** start THE INPUT **

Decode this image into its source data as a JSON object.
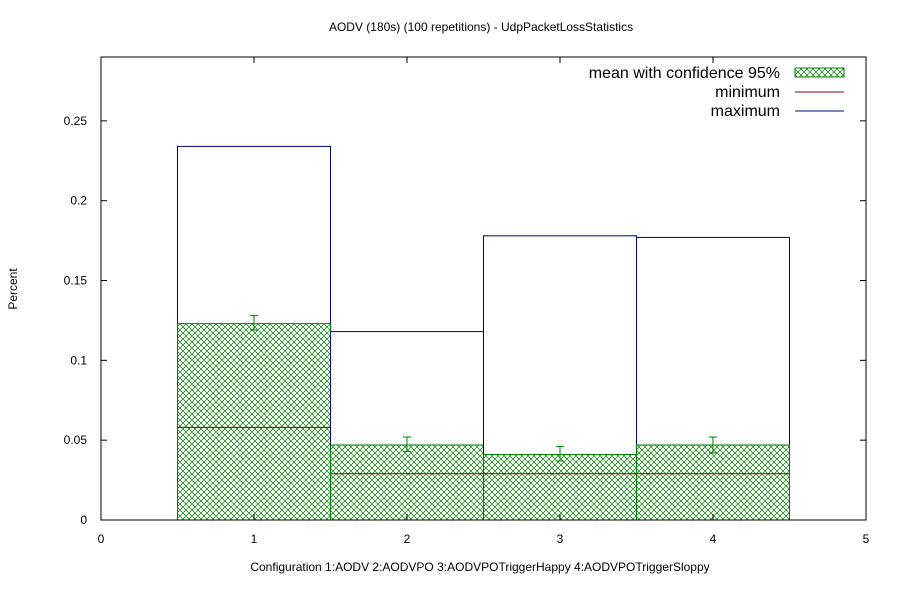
{
  "chart_data": {
    "type": "bar",
    "title": "AODV (180s) (100 repetitions) - UdpPacketLossStatistics",
    "xlabel": "Configuration 1:AODV  2:AODVPO  3:AODVPOTriggerHappy  4:AODVPOTriggerSloppy",
    "ylabel": "Percent",
    "xlim": [
      0,
      5
    ],
    "ylim": [
      0,
      0.29
    ],
    "x_ticks": [
      "0",
      "1",
      "2",
      "3",
      "4",
      "5"
    ],
    "y_ticks": [
      "0",
      "0.05",
      "0.1",
      "0.15",
      "0.2",
      "0.25"
    ],
    "grid": false,
    "legend_position": "top-right",
    "categories": [
      1,
      2,
      3,
      4
    ],
    "series": [
      {
        "name": "mean with confidence 95%",
        "values": [
          0.123,
          0.047,
          0.041,
          0.047
        ],
        "ci_low": [
          0.119,
          0.043,
          0.037,
          0.042
        ],
        "ci_high": [
          0.128,
          0.052,
          0.046,
          0.052
        ],
        "color": "#008000"
      },
      {
        "name": "minimum",
        "values": [
          0.058,
          0.029,
          0.029,
          0.029
        ],
        "color": "#8b0000"
      },
      {
        "name": "maximum",
        "values": [
          0.234,
          0.118,
          0.178,
          0.177
        ],
        "color": "#00008b"
      }
    ]
  }
}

** end THE INPUT **

Drop the images and quote the entries word for word.

### [PROBLEM SOLUTION]
Decode this image into its source data as a JSON object.
{
  "chart_data": {
    "type": "bar",
    "title": "AODV (180s) (100 repetitions) - UdpPacketLossStatistics",
    "xlabel": "Configuration 1:AODV  2:AODVPO  3:AODVPOTriggerHappy  4:AODVPOTriggerSloppy",
    "ylabel": "Percent",
    "xlim": [
      0,
      5
    ],
    "ylim": [
      0,
      0.29
    ],
    "x_ticks": [
      "0",
      "1",
      "2",
      "3",
      "4",
      "5"
    ],
    "y_ticks": [
      "0",
      "0.05",
      "0.1",
      "0.15",
      "0.2",
      "0.25"
    ],
    "grid": false,
    "legend_position": "top-right",
    "categories": [
      1,
      2,
      3,
      4
    ],
    "series": [
      {
        "name": "mean with confidence 95%",
        "values": [
          0.123,
          0.047,
          0.041,
          0.047
        ],
        "ci_low": [
          0.119,
          0.043,
          0.037,
          0.042
        ],
        "ci_high": [
          0.128,
          0.052,
          0.046,
          0.052
        ],
        "color": "#008000"
      },
      {
        "name": "minimum",
        "values": [
          0.058,
          0.029,
          0.029,
          0.029
        ],
        "color": "#8b0000"
      },
      {
        "name": "maximum",
        "values": [
          0.234,
          0.118,
          0.178,
          0.177
        ],
        "color": "#00008b"
      }
    ]
  }
}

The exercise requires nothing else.